- [To do]: Extract all lines in the data that contain the word "JSON".
————
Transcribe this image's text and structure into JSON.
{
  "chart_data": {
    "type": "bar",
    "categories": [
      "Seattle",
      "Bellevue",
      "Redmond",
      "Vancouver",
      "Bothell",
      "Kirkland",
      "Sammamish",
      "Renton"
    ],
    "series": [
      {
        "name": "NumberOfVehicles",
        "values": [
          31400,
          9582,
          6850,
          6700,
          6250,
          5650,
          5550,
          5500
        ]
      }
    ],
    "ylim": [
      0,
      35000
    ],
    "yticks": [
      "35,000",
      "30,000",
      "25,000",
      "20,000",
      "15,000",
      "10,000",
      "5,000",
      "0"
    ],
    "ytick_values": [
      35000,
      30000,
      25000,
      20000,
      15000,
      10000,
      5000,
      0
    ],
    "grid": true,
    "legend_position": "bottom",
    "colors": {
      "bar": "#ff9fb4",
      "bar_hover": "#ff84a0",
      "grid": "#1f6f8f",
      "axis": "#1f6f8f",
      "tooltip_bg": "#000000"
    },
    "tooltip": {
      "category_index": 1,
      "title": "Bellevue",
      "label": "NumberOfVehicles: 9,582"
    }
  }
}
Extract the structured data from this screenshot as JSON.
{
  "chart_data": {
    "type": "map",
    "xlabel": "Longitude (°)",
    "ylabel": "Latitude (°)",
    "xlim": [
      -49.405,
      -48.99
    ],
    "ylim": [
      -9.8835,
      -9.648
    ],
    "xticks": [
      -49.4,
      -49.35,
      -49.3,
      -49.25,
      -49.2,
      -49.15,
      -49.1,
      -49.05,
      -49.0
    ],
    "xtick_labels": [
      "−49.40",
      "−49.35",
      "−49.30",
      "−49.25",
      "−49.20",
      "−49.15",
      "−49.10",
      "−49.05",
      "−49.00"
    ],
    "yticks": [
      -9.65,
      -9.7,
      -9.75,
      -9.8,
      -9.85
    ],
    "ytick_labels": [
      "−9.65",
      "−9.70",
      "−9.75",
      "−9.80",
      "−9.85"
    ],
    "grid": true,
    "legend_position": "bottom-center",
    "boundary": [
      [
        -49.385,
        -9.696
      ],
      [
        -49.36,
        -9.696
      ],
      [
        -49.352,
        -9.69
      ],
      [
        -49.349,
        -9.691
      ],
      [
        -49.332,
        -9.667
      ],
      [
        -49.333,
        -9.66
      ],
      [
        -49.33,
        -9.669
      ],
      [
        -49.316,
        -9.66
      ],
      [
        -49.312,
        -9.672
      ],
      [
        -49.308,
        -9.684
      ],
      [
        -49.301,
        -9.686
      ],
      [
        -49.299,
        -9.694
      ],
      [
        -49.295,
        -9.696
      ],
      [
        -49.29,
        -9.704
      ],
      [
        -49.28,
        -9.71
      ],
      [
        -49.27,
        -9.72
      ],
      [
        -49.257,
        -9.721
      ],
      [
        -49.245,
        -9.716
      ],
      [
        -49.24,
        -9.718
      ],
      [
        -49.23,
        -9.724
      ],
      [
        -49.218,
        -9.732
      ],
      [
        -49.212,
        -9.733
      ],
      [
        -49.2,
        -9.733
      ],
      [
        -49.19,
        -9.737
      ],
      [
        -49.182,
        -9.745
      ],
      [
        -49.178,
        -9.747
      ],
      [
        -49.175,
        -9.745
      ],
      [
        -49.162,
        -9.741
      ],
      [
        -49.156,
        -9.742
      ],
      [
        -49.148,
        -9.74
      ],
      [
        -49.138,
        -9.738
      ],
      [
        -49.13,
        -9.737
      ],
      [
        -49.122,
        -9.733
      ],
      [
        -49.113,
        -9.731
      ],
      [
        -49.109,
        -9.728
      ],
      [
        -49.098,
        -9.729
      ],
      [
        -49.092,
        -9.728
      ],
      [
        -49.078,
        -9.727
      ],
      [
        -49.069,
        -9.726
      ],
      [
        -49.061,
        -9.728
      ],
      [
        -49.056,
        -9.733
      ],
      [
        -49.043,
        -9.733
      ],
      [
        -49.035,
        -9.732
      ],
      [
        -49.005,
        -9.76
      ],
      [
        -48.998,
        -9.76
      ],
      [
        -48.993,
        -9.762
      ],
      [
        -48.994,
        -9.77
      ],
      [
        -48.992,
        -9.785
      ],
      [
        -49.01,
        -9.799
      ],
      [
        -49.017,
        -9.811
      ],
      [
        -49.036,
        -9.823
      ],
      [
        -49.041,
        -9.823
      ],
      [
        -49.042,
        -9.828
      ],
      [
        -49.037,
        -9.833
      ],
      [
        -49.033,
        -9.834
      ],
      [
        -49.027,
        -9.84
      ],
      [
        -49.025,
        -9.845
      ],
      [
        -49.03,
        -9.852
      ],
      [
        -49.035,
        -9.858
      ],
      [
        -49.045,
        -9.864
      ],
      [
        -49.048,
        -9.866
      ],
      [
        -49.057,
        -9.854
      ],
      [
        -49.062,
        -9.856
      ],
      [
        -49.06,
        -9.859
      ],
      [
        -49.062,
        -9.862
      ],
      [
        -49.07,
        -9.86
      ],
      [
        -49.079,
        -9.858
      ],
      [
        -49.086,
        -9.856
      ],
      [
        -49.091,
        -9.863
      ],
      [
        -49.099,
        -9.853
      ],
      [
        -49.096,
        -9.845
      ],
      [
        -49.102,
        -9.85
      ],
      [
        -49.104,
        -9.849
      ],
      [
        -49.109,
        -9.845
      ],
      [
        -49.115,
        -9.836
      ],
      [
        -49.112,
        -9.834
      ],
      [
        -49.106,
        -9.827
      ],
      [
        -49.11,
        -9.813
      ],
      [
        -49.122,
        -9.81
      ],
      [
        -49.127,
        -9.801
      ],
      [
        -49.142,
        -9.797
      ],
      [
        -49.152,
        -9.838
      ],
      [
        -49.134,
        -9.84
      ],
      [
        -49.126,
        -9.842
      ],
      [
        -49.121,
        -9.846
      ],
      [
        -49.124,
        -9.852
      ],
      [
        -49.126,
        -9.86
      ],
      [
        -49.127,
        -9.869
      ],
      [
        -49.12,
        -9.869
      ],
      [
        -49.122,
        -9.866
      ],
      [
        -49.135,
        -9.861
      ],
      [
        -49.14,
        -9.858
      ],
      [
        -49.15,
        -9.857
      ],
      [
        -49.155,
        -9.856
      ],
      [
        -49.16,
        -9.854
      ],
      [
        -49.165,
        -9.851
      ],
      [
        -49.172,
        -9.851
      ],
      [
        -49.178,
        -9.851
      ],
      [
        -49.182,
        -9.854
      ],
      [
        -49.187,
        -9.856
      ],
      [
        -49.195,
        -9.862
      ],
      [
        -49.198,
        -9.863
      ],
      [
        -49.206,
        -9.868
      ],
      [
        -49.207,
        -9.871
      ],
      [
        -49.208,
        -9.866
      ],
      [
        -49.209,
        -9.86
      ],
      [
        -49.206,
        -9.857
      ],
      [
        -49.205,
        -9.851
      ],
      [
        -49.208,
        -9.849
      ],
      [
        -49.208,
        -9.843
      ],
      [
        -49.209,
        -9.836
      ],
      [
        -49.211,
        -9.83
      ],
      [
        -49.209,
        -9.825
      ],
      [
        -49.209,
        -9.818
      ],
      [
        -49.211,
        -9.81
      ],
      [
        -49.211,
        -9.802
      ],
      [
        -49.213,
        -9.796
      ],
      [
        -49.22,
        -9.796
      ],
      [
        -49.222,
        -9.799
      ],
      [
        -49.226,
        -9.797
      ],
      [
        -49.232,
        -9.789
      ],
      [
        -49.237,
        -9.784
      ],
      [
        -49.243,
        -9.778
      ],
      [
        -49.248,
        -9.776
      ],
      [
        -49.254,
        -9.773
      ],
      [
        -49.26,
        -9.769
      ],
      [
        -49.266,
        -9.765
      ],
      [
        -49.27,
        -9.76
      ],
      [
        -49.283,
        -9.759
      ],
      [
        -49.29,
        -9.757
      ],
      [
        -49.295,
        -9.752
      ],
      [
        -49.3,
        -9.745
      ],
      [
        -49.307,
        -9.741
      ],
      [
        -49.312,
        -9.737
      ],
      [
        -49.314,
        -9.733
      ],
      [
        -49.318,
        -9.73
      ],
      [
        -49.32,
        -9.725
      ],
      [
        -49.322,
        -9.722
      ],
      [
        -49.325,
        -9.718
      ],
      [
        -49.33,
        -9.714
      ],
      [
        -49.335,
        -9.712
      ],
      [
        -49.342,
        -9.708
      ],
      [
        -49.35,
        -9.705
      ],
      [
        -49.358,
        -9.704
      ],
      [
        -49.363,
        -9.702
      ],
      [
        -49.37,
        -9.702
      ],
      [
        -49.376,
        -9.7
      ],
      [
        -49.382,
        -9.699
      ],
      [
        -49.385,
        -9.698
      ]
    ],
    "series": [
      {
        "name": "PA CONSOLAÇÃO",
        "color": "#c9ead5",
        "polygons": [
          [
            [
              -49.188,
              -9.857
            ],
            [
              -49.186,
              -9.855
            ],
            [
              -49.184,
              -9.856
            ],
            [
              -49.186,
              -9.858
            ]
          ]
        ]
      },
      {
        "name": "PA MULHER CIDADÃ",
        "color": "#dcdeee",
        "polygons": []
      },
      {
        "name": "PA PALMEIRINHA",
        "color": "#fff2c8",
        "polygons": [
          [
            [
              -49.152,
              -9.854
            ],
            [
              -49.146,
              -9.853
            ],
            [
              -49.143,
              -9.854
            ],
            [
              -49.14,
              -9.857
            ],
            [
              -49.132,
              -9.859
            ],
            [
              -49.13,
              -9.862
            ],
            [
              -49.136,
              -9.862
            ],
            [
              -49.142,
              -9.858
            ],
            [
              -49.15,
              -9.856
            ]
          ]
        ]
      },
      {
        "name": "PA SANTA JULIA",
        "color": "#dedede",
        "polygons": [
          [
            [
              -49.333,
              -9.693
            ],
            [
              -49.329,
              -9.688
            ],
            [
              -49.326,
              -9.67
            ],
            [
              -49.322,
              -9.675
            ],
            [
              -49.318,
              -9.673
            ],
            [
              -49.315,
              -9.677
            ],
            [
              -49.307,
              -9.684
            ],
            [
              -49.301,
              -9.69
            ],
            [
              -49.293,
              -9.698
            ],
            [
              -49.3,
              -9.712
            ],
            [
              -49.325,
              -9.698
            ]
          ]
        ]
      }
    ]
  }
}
————
- [Task output]:
Transcribe this image's text and structure into JSON.
Extract the structured data from this screenshot as JSON.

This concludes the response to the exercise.